- What the task requires
Scan the lines below for the word "into". Copy each line you find it in.

- Stored records
* START *

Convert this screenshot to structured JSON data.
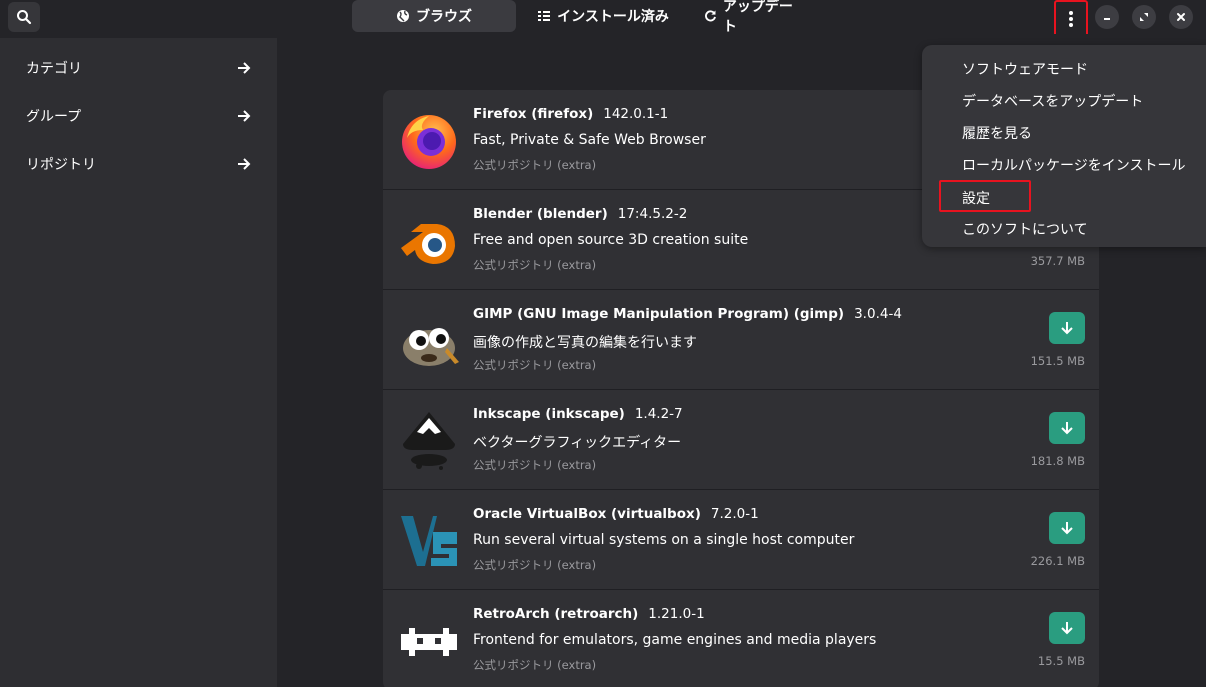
{
  "header": {
    "tabs": [
      {
        "label": "ブラウズ",
        "icon": "globe-icon"
      },
      {
        "label": "インストール済み",
        "icon": "list-icon"
      },
      {
        "label": "アップデート",
        "icon": "refresh-icon"
      }
    ]
  },
  "sidebar": {
    "items": [
      {
        "label": "カテゴリ"
      },
      {
        "label": "グループ"
      },
      {
        "label": "リポジトリ"
      }
    ]
  },
  "menu": {
    "items": [
      {
        "label": "ソフトウェアモード"
      },
      {
        "label": "データベースをアップデート"
      },
      {
        "label": "履歴を見る"
      },
      {
        "label": "ローカルパッケージをインストール"
      },
      {
        "label": "設定"
      },
      {
        "label": "このソフトについて"
      }
    ]
  },
  "packages": [
    {
      "name": "Firefox (firefox)",
      "version": "142.0.1-1",
      "description": "Fast, Private & Safe Web Browser",
      "repo": "公式リポジトリ (extra)",
      "size": "",
      "icon": "firefox-icon"
    },
    {
      "name": "Blender (blender)",
      "version": "17:4.5.2-2",
      "description": "Free and open source 3D creation suite",
      "repo": "公式リポジトリ (extra)",
      "size": "357.7 MB",
      "icon": "blender-icon"
    },
    {
      "name": "GIMP (GNU Image Manipulation Program) (gimp)",
      "version": "3.0.4-4",
      "description": "画像の作成と写真の編集を行います",
      "repo": "公式リポジトリ (extra)",
      "size": "151.5 MB",
      "icon": "gimp-icon"
    },
    {
      "name": "Inkscape (inkscape)",
      "version": "1.4.2-7",
      "description": "ベクターグラフィックエディター",
      "repo": "公式リポジトリ (extra)",
      "size": "181.8 MB",
      "icon": "inkscape-icon"
    },
    {
      "name": "Oracle VirtualBox (virtualbox)",
      "version": "7.2.0-1",
      "description": "Run several virtual systems on a single host computer",
      "repo": "公式リポジトリ (extra)",
      "size": "226.1 MB",
      "icon": "virtualbox-icon"
    },
    {
      "name": "RetroArch (retroarch)",
      "version": "1.21.0-1",
      "description": "Frontend for emulators, game engines and media players",
      "repo": "公式リポジトリ (extra)",
      "size": "15.5 MB",
      "icon": "retroarch-icon"
    }
  ],
  "colors": {
    "accent": "#2a9d80",
    "highlight": "#e8131f"
  }
}
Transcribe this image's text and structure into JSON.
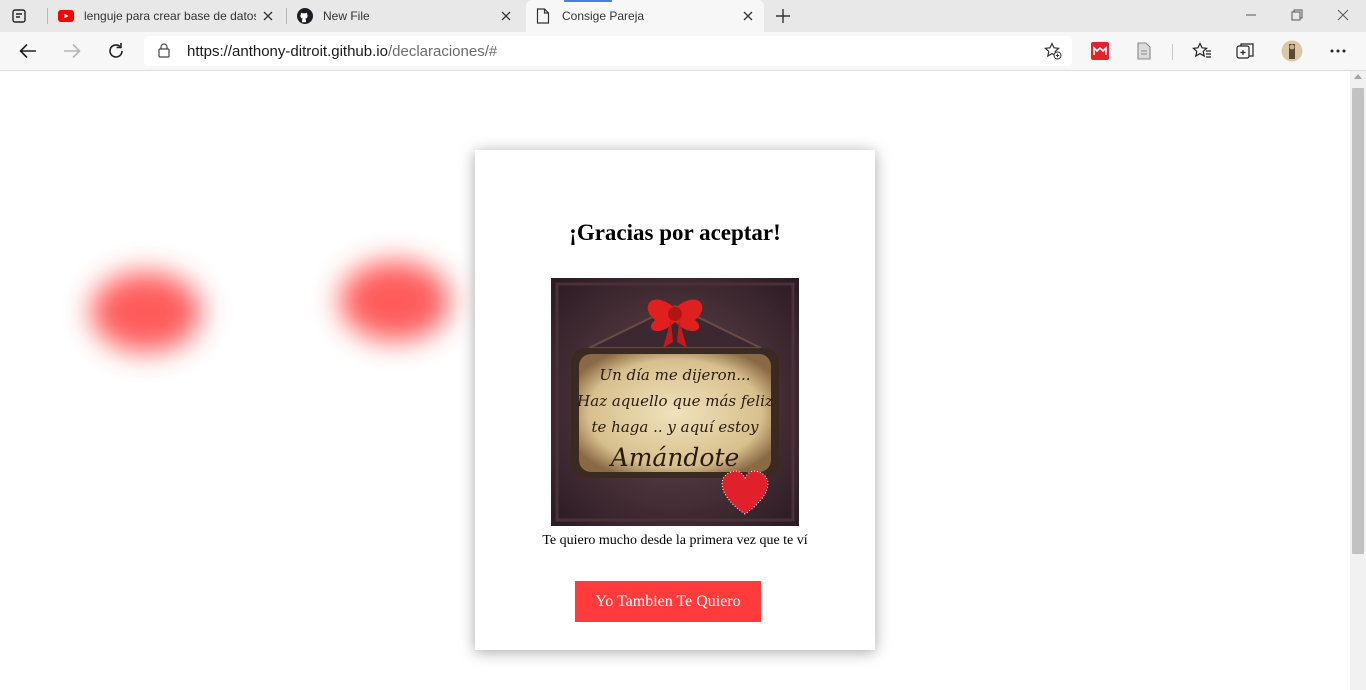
{
  "browser": {
    "tabs": [
      {
        "label": "lenguje para crear base de datos",
        "icon": "youtube-icon"
      },
      {
        "label": "New File",
        "icon": "github-icon"
      },
      {
        "label": "Consige Pareja",
        "icon": "page-icon"
      }
    ],
    "url_host": "https://anthony-ditroit.github.io",
    "url_path": "/declaraciones/#"
  },
  "page": {
    "title": "¡Gracias por aceptar!",
    "image_lines": [
      "Un día me dijeron...",
      "Haz aquello que más feliz",
      "te haga .. y aquí estoy",
      "Amándote"
    ],
    "message": "Te quiero mucho desde la primera vez que te ví",
    "button_label": "Yo Tambien Te Quiero"
  },
  "colors": {
    "accent": "#ff3b3b",
    "blob": "#ff3f3f",
    "active_tab_indicator": "#4a7fd6"
  }
}
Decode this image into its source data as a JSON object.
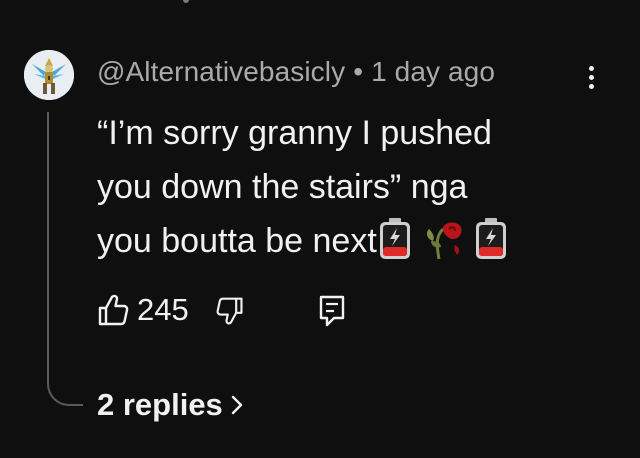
{
  "comment": {
    "author": "@Alternativebasicly",
    "separator": "•",
    "timestamp": "1 day ago",
    "text_lines": [
      "“I’m sorry granny I pushed",
      "you down the stairs” nga",
      "you boutta be next"
    ],
    "emoji_icons": [
      "low-battery-icon",
      "wilted-rose-icon",
      "low-battery-icon"
    ],
    "like_count": "245",
    "replies_label": "2 replies"
  },
  "colors": {
    "background": "#0f0f0f",
    "text": "#f1f1f1",
    "meta_text": "#aaaaaa",
    "thread_line": "#5a5a5a"
  }
}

* END *

- Exercise output
Transcribe this image's text and structure into JSON.
Decode this image into its source data as a JSON object.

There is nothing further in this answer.